The request → Rewrite the rows from the line with "avatar[interactable] xyxy=(20,601,88,669)" to the line with "comment-bubble: looking for", swapping "user-photo-icon" for "profile-icon" and leaving everything else as it is. Return only those lines.

Material for this exercise →

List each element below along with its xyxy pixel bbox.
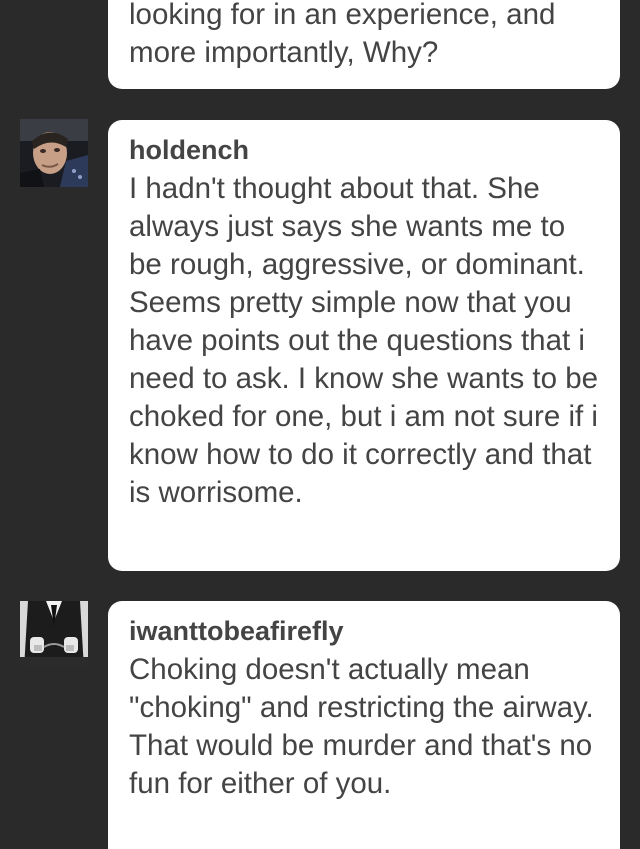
avatar[interactable] xyxy=(20,601,88,669)
comment-text: looking for in an experience, and more i… xyxy=(129,0,556,69)
user-photo-icon xyxy=(20,119,88,187)
comment-username[interactable]: iwanttobeafirefly xyxy=(129,615,600,647)
comment-bubble: iwanttobeafirefly Choking doesn't actual… xyxy=(108,601,620,849)
comment-text: I hadn't thought about that. She always … xyxy=(129,172,599,509)
comment-bubble: looking for in an experience, and more i… xyxy=(108,0,620,89)
comment-bubble: holdench I hadn't thought about that. Sh… xyxy=(108,120,620,571)
avatar[interactable] xyxy=(20,119,88,187)
comment-text: Choking doesn't actually mean "choking" … xyxy=(129,653,594,800)
comment-username[interactable]: holdench xyxy=(129,134,600,166)
user-photo-icon xyxy=(20,601,88,669)
comment-thread: looking for in an experience, and more i… xyxy=(0,0,640,849)
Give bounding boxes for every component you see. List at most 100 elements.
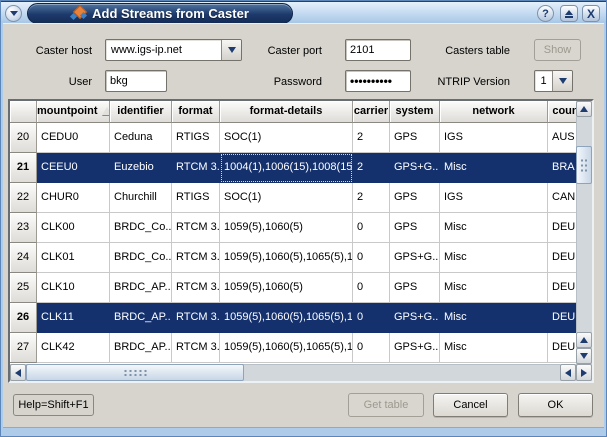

Worked solution →
avatar[interactable] xyxy=(20,601,88,669)
comment-text: looking for in an experience, and more i… xyxy=(129,0,556,69)
profile-icon xyxy=(20,119,88,187)
comment-username[interactable]: iwanttobeafirefly xyxy=(129,615,600,647)
comment-bubble: iwanttobeafirefly Choking doesn't actual… xyxy=(108,601,620,849)
comment-text: I hadn't thought about that. She always … xyxy=(129,172,599,509)
comment-bubble: looking for in an experience, and more i… xyxy=(108,0,620,89)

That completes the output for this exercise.